[Raw records]

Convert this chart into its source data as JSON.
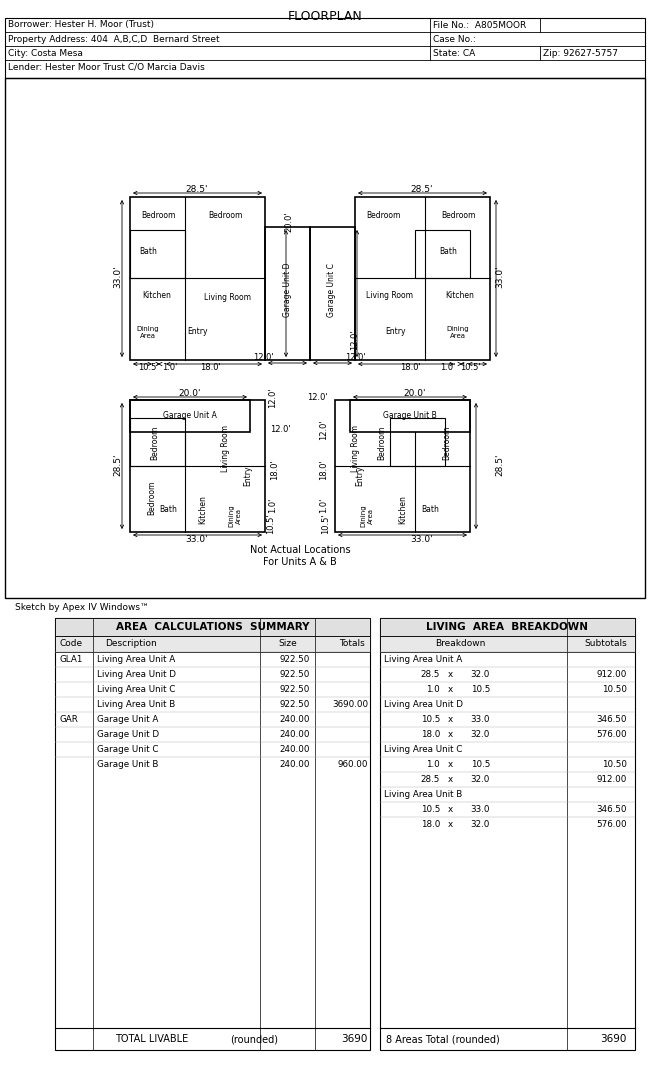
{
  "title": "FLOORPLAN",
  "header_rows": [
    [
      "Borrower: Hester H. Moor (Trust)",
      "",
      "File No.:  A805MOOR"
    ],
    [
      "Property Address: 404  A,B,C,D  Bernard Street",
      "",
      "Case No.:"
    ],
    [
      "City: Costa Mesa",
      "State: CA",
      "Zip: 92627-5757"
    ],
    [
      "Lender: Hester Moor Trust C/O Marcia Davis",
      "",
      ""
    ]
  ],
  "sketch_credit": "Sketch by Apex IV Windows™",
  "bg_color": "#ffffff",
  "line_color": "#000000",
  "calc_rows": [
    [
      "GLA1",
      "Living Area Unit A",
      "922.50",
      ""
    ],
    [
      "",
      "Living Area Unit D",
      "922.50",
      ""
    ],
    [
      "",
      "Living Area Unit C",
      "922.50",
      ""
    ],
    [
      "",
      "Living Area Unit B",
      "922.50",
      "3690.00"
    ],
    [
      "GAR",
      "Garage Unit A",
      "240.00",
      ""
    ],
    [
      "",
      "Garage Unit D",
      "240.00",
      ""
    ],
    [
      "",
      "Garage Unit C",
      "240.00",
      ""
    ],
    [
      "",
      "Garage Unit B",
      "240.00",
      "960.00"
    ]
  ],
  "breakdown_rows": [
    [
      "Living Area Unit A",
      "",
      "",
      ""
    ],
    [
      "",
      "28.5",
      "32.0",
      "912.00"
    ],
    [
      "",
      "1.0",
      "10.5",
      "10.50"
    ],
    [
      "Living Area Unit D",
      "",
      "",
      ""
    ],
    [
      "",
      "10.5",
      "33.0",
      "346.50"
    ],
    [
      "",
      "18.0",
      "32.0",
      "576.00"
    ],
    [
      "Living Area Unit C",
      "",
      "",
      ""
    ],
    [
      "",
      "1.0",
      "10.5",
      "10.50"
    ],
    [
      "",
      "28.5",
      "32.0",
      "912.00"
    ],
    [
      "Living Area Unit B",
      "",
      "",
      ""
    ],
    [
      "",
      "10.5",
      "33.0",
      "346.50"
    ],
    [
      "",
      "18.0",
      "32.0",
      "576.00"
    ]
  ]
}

= JOB =
Copy and report every line where the word "Hester" is present.

= WRITTEN REPLY =
      "Borrower: Hester H. Moor (Trust)",
      "Lender: Hester Moor Trust C/O Marcia Davis",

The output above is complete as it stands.